DIRECTIONS FOR THIS TASK:
The records that follow are to be repeated exactly, with the pictures removed.

Stored data entries
+++++

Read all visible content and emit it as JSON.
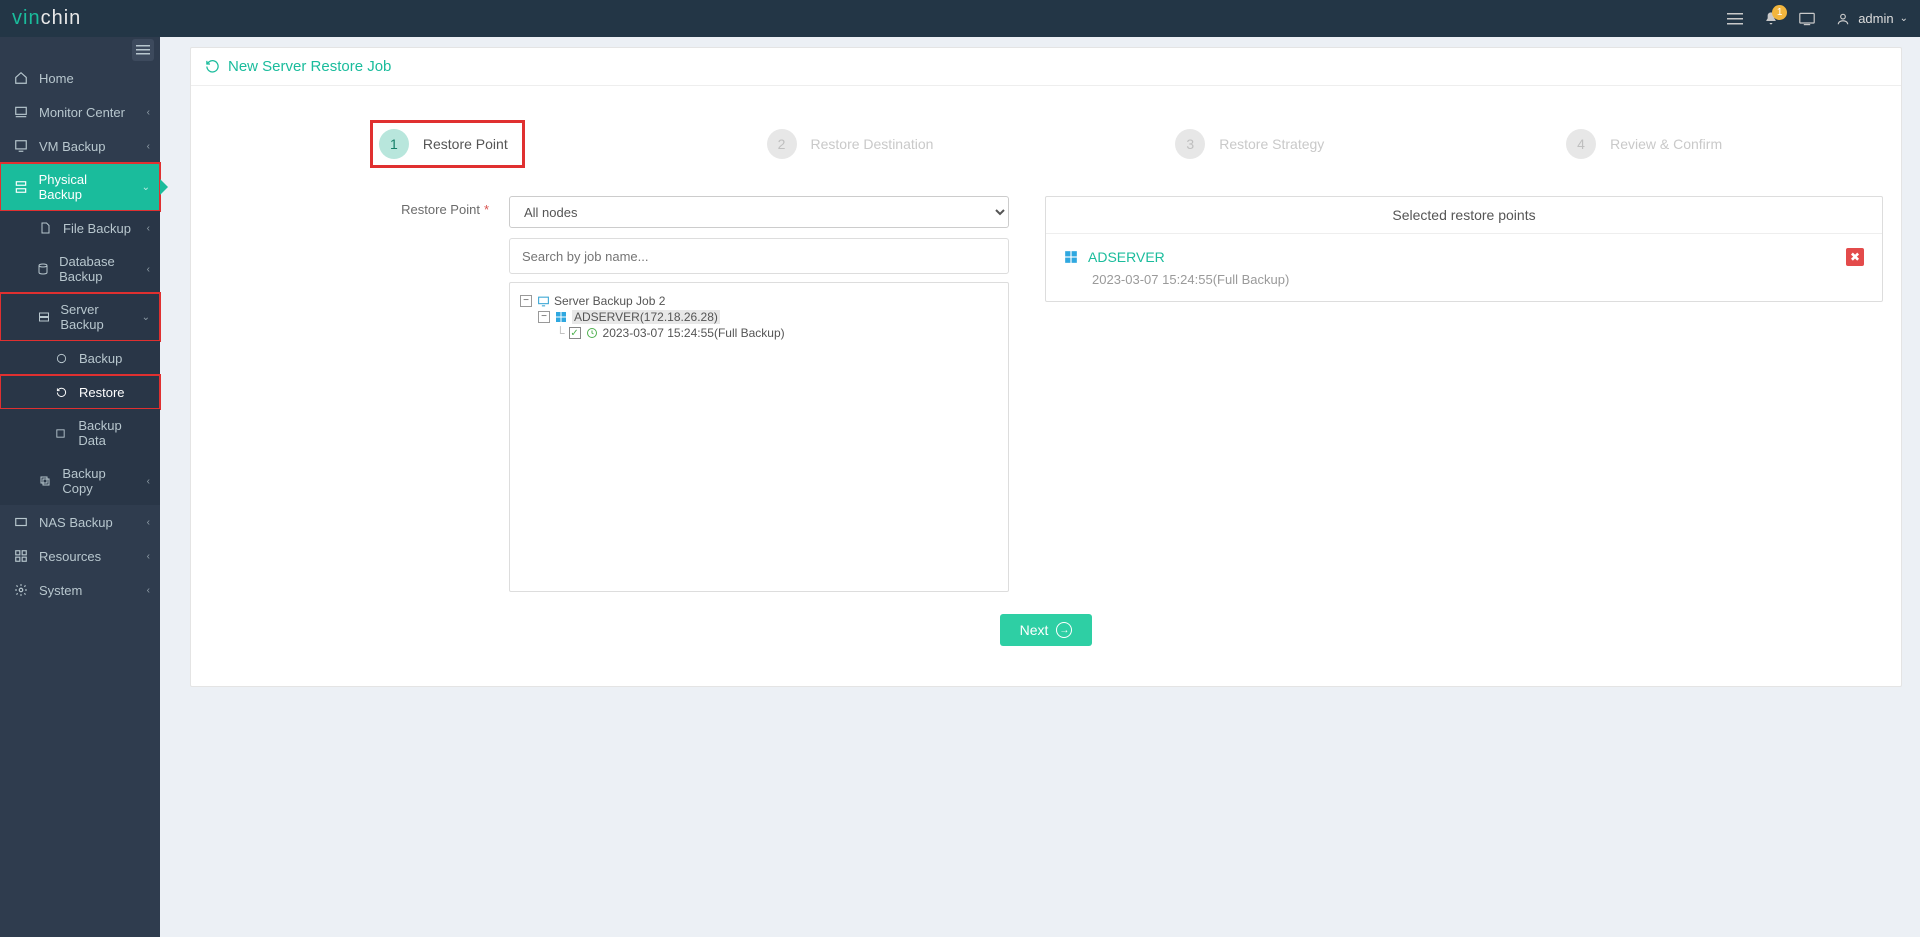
{
  "brand": {
    "part1": "vin",
    "part2": "chin"
  },
  "header": {
    "notification_count": "1",
    "user_label": "admin"
  },
  "sidebar": {
    "items": [
      {
        "label": "Home"
      },
      {
        "label": "Monitor Center"
      },
      {
        "label": "VM Backup"
      },
      {
        "label": "Physical Backup"
      },
      {
        "label": "File Backup"
      },
      {
        "label": "Database Backup"
      },
      {
        "label": "Server Backup"
      },
      {
        "label": "Backup"
      },
      {
        "label": "Restore"
      },
      {
        "label": "Backup Data"
      },
      {
        "label": "Backup Copy"
      },
      {
        "label": "NAS Backup"
      },
      {
        "label": "Resources"
      },
      {
        "label": "System"
      }
    ]
  },
  "page": {
    "title": "New Server Restore Job"
  },
  "steps": [
    {
      "num": "1",
      "label": "Restore Point"
    },
    {
      "num": "2",
      "label": "Restore Destination"
    },
    {
      "num": "3",
      "label": "Restore Strategy"
    },
    {
      "num": "4",
      "label": "Review & Confirm"
    }
  ],
  "form": {
    "restore_point_label": "Restore Point",
    "node_select": "All nodes",
    "search_placeholder": "Search by job name...",
    "tree": {
      "job": "Server Backup Job 2",
      "server_name": "ADSERVER",
      "server_ip": "(172.18.26.28)",
      "point": "2023-03-07 15:24:55(Full  Backup)"
    }
  },
  "selected_panel": {
    "title": "Selected restore points",
    "server": "ADSERVER",
    "point": "2023-03-07 15:24:55(Full Backup)"
  },
  "buttons": {
    "next": "Next"
  }
}
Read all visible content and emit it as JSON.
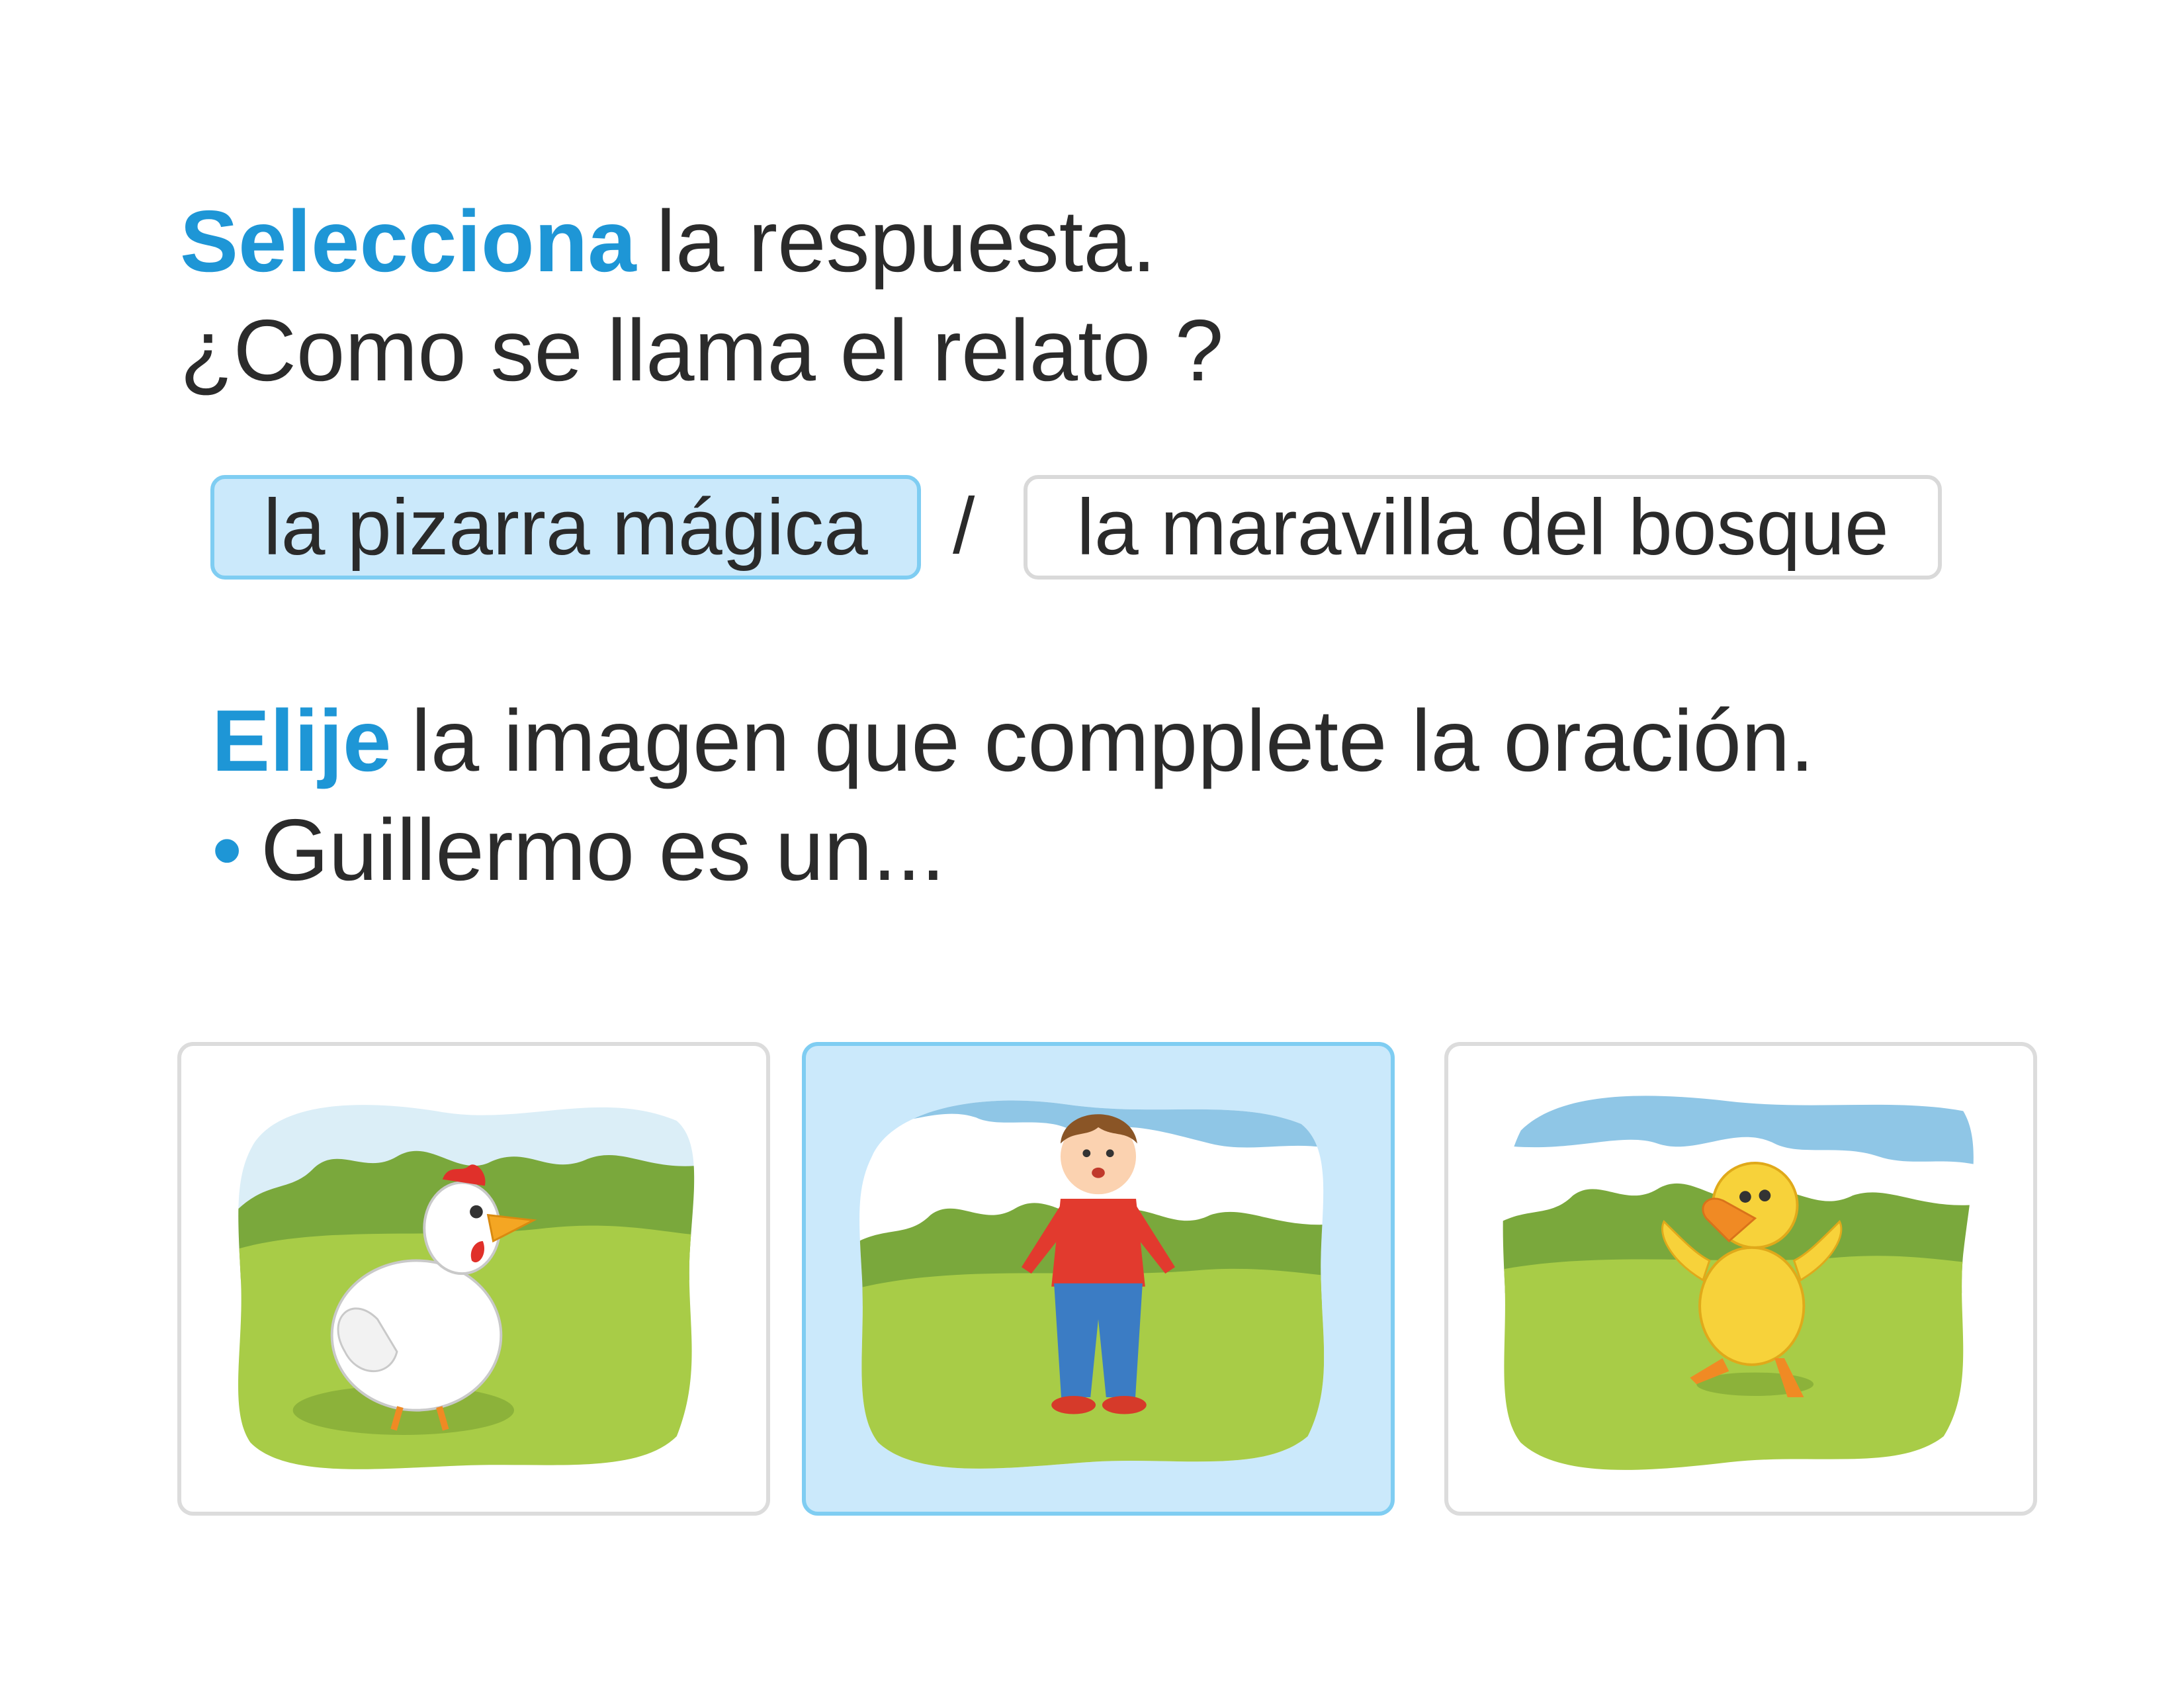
{
  "question1": {
    "verb": "Selecciona",
    "rest": "la respuesta.",
    "prompt": "¿Como se llama el relato ?",
    "options": [
      "la pizarra mágica",
      "la maravilla del bosque"
    ],
    "separator": "/",
    "selected_index": 0
  },
  "question2": {
    "verb": "Elije",
    "rest": "la imagen que compplete la oración.",
    "bullet": "•",
    "sentence": "Guillermo es un...",
    "images": [
      "hen-image",
      "boy-image",
      "duckling-image"
    ],
    "selected_index": 1
  },
  "colors": {
    "accent": "#1e96d6",
    "selected_fill": "#cbe9fb",
    "selected_border": "#7fcdf2",
    "unselected_border": "#d9d9d9"
  }
}
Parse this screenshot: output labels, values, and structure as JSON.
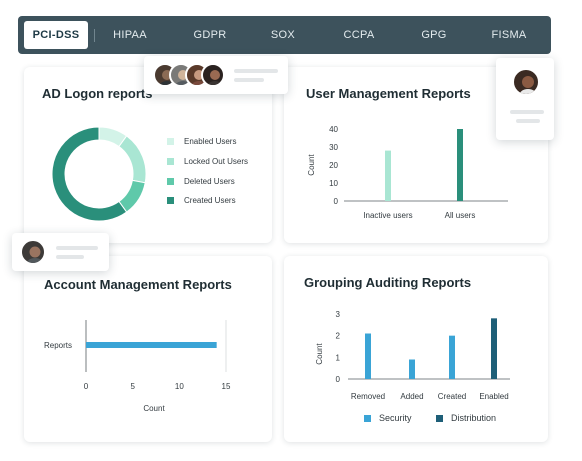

+++++

RESULT:
Read all visible content and emit it as JSON.
{
  "brand": {
    "part1": "vin",
    "part2": "chin"
  },
  "header": {
    "notification_count": "1",
    "user_label": "admin"
  },
  "sidebar": {
    "items": [
      {
        "label": "Home"
      },
      {
        "label": "Monitor Center"
      },
      {
        "label": "VM Backup"
      },
      {
        "label": "Physical Backup"
      },
      {
        "label": "File Backup"
      },
      {
        "label": "Database Backup"
      },
      {
        "label": "Server Backup"
      },
      {
        "label": "Backup"
      },
      {
        "label": "Restore"
      },
      {
        "label": "Backup Data"
      },
      {
        "label": "Backup Copy"
      },
      {
        "label": "NAS Backup"
      },
      {
        "label": "Resources"
      },
      {
        "label": "System"
      }
    ]
  },
  "page": {
    "title": "New Server Restore Job"
  },
  "steps": [
    {
      "num": "1",
      "label": "Restore Point"
    },
    {
      "num": "2",
      "label": "Restore Destination"
    },
    {
      "num": "3",
      "label": "Restore Strategy"
    },
    {
      "num": "4",
      "label": "Review & Confirm"
    }
  ],
  "form": {
    "restore_point_label": "Restore Point",
    "node_select": "All nodes",
    "search_placeholder": "Search by job name...",
    "tree": {
      "job": "Server Backup Job 2",
      "server_name": "ADSERVER",
      "server_ip": "(172.18.26.28)",
      "point": "2023-03-07 15:24:55(Full  Backup)"
    }
  },
  "selected_panel": {
    "title": "Selected restore points",
    "server": "ADSERVER",
    "point": "2023-03-07 15:24:55(Full Backup)"
  },
  "buttons": {
    "next": "Next"
  }
}
Read all visible content and emit it as JSON.
{
  "question1": {
    "verb": "Selecciona",
    "rest": "la respuesta.",
    "prompt": "¿Como se llama el relato ?",
    "options": [
      "la pizarra mágica",
      "la maravilla del bosque"
    ],
    "separator": "/",
    "selected_index": 0
  },
  "question2": {
    "verb": "Elije",
    "rest": "la imagen que compplete la oración.",
    "bullet": "•",
    "sentence": "Guillermo es un...",
    "images": [
      "hen-image",
      "boy-image",
      "duckling-image"
    ],
    "selected_index": 1
  },
  "colors": {
    "accent": "#1e96d6",
    "selected_fill": "#cbe9fb",
    "selected_border": "#7fcdf2",
    "unselected_border": "#d9d9d9"
  }
}
Parse this screenshot: output labels, values, and structure as JSON.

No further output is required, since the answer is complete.